Problem details.
Gather up every line from the entries below that uses the word "xlabel".

Task data.
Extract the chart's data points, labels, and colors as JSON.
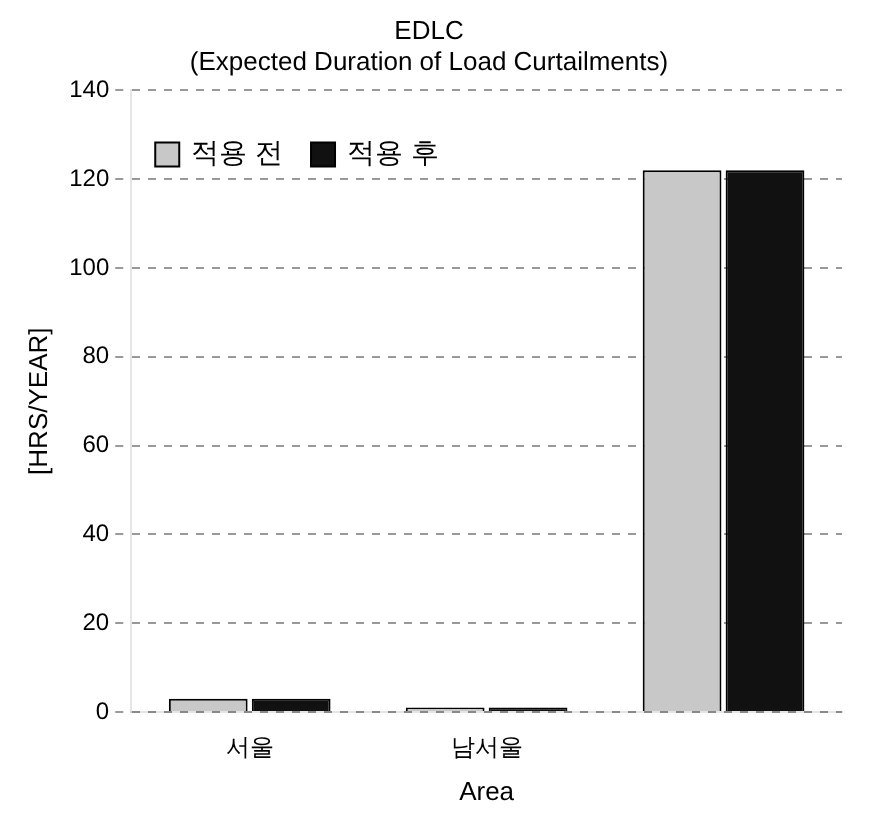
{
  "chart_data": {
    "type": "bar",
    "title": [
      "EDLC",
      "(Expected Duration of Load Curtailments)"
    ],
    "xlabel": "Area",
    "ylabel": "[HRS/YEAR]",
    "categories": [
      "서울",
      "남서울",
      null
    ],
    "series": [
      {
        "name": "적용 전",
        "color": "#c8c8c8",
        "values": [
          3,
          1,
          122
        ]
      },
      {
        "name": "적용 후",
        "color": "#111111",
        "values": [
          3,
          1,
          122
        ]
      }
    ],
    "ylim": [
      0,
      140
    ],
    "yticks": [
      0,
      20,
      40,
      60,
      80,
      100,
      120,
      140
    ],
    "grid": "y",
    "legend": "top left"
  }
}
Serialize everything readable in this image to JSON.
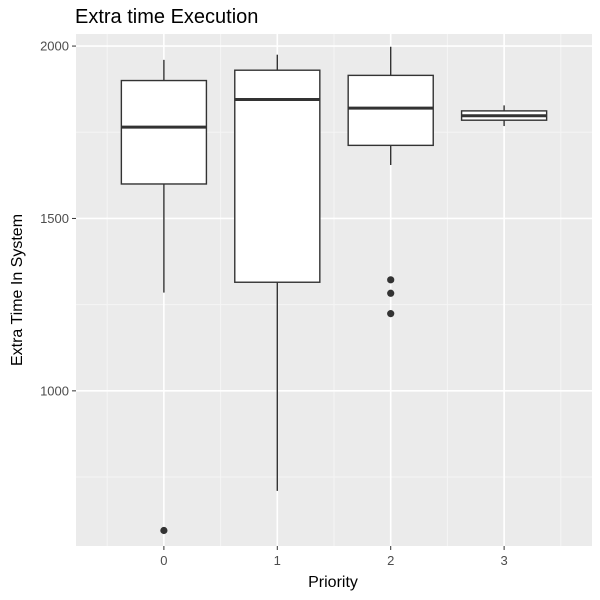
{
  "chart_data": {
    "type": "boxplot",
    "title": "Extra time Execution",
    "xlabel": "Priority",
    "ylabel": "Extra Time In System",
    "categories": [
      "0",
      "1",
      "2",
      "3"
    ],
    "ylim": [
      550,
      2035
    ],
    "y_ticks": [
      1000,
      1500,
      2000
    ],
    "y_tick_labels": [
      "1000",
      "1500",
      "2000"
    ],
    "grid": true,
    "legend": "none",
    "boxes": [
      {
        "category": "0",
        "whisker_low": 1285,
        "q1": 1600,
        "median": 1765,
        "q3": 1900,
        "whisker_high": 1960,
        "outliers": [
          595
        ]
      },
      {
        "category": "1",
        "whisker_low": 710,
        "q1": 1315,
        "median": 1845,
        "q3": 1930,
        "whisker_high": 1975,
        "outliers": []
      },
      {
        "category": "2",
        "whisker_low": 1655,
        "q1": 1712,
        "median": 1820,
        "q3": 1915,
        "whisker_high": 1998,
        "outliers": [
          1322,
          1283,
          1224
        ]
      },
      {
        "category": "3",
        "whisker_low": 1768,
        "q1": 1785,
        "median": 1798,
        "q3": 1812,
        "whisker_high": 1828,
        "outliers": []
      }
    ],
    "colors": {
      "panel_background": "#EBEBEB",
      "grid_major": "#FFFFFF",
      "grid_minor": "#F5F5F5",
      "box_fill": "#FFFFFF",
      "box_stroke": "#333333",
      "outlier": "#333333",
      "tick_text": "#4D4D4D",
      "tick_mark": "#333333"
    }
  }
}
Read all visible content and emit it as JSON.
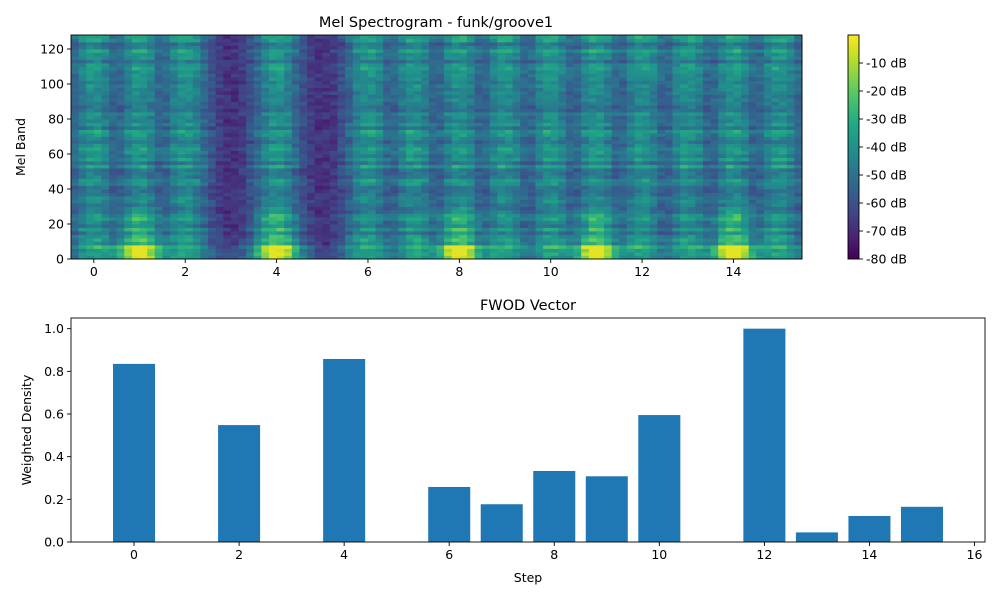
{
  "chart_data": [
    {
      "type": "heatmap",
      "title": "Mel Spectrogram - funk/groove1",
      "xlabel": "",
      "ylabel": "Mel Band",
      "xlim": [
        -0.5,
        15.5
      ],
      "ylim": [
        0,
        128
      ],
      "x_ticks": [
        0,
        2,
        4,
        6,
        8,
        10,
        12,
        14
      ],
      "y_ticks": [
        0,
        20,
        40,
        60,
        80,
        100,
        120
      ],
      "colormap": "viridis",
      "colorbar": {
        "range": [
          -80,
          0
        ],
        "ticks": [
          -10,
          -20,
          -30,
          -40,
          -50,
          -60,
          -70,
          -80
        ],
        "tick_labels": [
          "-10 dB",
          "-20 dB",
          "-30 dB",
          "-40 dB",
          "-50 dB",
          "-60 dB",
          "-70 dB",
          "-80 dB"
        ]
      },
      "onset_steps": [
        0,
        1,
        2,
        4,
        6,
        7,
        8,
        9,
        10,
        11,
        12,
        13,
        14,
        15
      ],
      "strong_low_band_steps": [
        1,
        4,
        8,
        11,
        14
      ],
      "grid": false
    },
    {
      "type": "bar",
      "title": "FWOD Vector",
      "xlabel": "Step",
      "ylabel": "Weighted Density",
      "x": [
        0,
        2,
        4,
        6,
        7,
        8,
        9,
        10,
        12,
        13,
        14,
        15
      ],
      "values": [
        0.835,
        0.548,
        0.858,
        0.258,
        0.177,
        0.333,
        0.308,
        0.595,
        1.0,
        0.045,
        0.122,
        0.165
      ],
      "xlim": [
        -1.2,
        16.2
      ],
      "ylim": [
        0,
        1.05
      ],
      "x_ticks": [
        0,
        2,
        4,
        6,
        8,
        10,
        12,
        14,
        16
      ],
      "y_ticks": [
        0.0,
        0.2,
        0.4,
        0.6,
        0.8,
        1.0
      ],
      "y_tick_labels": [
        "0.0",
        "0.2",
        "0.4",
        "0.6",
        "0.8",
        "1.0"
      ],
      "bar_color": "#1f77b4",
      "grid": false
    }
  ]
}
--
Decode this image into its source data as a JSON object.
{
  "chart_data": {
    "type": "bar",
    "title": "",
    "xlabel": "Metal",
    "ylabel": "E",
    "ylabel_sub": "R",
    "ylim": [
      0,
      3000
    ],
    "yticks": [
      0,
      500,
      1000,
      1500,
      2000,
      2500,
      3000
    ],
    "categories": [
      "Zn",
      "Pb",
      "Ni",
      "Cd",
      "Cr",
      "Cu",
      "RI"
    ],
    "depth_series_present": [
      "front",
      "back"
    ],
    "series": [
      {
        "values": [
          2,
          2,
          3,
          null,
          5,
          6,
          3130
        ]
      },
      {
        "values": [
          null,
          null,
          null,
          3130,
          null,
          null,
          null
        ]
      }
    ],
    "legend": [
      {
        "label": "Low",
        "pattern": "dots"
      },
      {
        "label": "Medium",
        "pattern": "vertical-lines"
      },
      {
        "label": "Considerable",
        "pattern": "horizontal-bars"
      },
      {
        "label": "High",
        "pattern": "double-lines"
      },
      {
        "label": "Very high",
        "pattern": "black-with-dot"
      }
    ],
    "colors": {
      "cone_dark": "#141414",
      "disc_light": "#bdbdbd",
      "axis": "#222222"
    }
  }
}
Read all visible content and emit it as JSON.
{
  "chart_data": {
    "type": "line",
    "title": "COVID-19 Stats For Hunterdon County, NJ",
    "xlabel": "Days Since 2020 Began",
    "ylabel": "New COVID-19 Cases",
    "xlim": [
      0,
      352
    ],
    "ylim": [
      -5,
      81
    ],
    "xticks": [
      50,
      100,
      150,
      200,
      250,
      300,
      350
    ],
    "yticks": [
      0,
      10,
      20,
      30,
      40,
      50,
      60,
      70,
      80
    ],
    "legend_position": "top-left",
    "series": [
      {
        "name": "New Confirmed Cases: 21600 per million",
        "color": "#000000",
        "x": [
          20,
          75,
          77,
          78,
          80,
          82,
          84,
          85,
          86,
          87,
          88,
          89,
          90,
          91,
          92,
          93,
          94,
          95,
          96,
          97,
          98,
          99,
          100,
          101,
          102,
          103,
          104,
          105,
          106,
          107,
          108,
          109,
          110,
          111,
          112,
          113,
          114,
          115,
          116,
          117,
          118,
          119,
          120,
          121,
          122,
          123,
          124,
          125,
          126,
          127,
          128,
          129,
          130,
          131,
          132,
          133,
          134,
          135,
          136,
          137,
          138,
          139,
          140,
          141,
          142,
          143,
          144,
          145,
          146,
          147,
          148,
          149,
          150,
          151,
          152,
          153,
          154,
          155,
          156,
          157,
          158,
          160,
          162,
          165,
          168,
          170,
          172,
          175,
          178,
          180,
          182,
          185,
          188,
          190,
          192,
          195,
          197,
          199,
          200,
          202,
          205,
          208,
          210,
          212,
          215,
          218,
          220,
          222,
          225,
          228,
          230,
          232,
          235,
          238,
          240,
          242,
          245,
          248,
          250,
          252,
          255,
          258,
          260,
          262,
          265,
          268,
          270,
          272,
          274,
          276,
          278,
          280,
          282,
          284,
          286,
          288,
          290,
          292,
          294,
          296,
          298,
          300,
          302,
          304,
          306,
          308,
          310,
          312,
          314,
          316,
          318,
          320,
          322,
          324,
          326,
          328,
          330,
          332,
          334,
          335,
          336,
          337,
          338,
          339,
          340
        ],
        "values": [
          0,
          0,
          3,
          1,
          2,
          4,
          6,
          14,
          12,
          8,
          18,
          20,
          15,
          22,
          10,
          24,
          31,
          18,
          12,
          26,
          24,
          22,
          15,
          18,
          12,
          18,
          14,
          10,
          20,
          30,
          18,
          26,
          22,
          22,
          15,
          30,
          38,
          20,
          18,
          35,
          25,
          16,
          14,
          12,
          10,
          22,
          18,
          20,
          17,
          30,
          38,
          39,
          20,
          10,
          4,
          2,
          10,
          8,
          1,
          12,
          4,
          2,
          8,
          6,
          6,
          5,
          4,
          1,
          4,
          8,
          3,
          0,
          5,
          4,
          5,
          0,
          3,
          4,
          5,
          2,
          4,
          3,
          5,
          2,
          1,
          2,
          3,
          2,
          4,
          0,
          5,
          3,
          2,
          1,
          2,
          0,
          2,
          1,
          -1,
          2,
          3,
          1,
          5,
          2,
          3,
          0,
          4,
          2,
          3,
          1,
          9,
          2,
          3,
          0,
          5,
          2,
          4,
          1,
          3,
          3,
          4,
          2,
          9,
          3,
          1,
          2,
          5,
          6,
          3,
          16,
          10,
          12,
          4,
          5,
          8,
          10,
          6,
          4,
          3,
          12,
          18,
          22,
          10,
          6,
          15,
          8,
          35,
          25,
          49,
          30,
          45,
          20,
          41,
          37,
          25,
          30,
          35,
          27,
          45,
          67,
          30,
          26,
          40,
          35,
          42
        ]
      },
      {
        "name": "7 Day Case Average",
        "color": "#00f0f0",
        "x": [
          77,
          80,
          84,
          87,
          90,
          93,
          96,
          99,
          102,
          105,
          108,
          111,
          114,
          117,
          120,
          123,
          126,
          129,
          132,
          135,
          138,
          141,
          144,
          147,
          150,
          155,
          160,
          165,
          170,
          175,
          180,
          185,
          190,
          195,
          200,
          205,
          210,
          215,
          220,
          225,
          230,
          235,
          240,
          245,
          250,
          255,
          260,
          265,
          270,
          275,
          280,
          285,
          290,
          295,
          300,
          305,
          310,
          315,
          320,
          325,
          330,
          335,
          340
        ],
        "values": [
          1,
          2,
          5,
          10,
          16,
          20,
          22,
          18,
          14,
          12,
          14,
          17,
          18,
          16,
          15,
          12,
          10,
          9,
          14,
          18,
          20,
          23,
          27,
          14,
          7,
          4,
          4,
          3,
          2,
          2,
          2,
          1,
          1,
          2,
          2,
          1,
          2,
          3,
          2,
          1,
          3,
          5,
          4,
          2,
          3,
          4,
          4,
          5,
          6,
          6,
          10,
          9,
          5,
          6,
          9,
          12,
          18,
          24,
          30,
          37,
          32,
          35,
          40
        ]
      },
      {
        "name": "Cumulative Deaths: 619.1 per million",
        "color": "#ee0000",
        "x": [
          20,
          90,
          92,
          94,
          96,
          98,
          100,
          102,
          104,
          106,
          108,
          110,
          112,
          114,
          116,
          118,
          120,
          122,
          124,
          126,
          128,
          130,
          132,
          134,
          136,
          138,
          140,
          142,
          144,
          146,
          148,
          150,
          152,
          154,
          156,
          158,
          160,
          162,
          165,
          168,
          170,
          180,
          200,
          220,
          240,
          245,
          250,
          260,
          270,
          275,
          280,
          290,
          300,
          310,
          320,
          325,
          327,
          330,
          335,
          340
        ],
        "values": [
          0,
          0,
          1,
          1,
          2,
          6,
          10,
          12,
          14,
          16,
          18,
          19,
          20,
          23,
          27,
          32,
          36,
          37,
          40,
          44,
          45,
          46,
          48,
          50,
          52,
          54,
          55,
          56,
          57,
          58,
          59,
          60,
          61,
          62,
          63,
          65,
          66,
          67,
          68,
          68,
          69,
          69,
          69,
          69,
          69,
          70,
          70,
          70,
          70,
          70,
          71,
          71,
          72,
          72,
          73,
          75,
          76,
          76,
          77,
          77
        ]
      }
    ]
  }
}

Problem solution.
    "xlabel": "Area",
    "xlabel": "Priority",
      "xlabel": "",
      "xlabel": "Step",
    "xlabel": "Metal",
    "xlabel": "Days Since 2020 Began",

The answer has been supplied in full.